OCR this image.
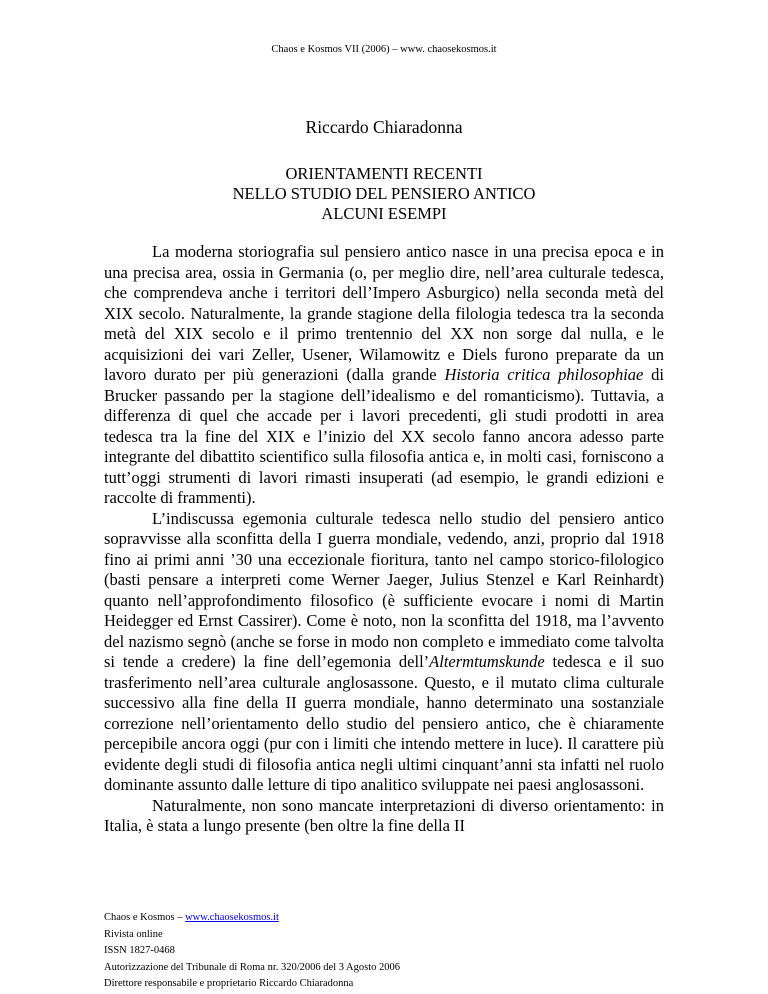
Chaos e Kosmos VII (2006) – www. chaosekosmos.it
Riccardo Chiaradonna
ORIENTAMENTI RECENTI
NELLO STUDIO DEL PENSIERO ANTICO
ALCUNI ESEMPI

La moderna storiografia sul pensiero antico nasce in una precisa epoca e in una precisa area, ossia in Germania (o, per meglio dire, nell’area culturale tedesca, che comprendeva anche i territori dell’Impero Asburgico) nella seconda metà del XIX secolo. Naturalmente, la grande stagione della filologia tedesca tra la seconda metà del XIX secolo e il primo trentennio del XX non sorge dal nulla, e le acquisizioni dei vari Zeller, Usener, Wilamowitz e Diels furono preparate da un lavoro durato per più generazioni (dalla grande Historia critica philosophiae di Brucker passando per la stagione dell’idealismo e del romanticismo). Tuttavia, a differenza di quel che accade per i lavori precedenti, gli studi prodotti in area tedesca tra la fine del XIX e l’inizio del XX secolo fanno ancora adesso parte integrante del dibattito scientifico sulla filosofia antica e, in molti casi, forniscono a tutt’oggi strumenti di lavori rimasti insuperati (ad esempio, le grandi edizioni e raccolte di frammenti).

L’indiscussa egemonia culturale tedesca nello studio del pensiero antico sopravvisse alla sconfitta della I guerra mondiale, vedendo, anzi, proprio dal 1918 fino ai primi anni ’30 una eccezionale fioritura, tanto nel campo storico-filologico (basti pensare a interpreti come Werner Jaeger, Julius Stenzel e Karl Reinhardt) quanto nell’approfondimento filosofico (è sufficiente evocare i nomi di Martin Heidegger ed Ernst Cassirer). Come è noto, non la sconfitta del 1918, ma l’avvento del nazismo segnò (anche se forse in modo non completo e immediato come talvolta si tende a credere) la fine dell’egemonia dell’Altermtumskunde tedesca e il suo trasferimento nell’area culturale anglosassone. Questo, e il mutato clima culturale successivo alla fine della II guerra mondiale, hanno determinato una sostanziale correzione nell’orientamento dello studio del pensiero antico, che è chiaramente percepibile ancora oggi (pur con i limiti che intendo mettere in luce). Il carattere più evidente degli studi di filosofia antica negli ultimi cinquant’anni sta infatti nel ruolo dominante assunto dalle letture di tipo analitico sviluppate nei paesi anglosassoni.

Naturalmente, non sono mancate interpretazioni di diverso orientamento: in Italia, è stata a lungo presente (ben oltre la fine della II

Chaos e Kosmos – www.chaosekosmos.it
Rivista online
ISSN 1827-0468
Autorizzazione del Tribunale di Roma nr. 320/2006 del 3 Agosto 2006
Direttore responsabile e proprietario Riccardo Chiaradonna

————

List each line of the entries that holds the string "Chiaradonna".

Riccardo Chiaradonna
Direttore responsabile e proprietario Riccardo Chiaradonna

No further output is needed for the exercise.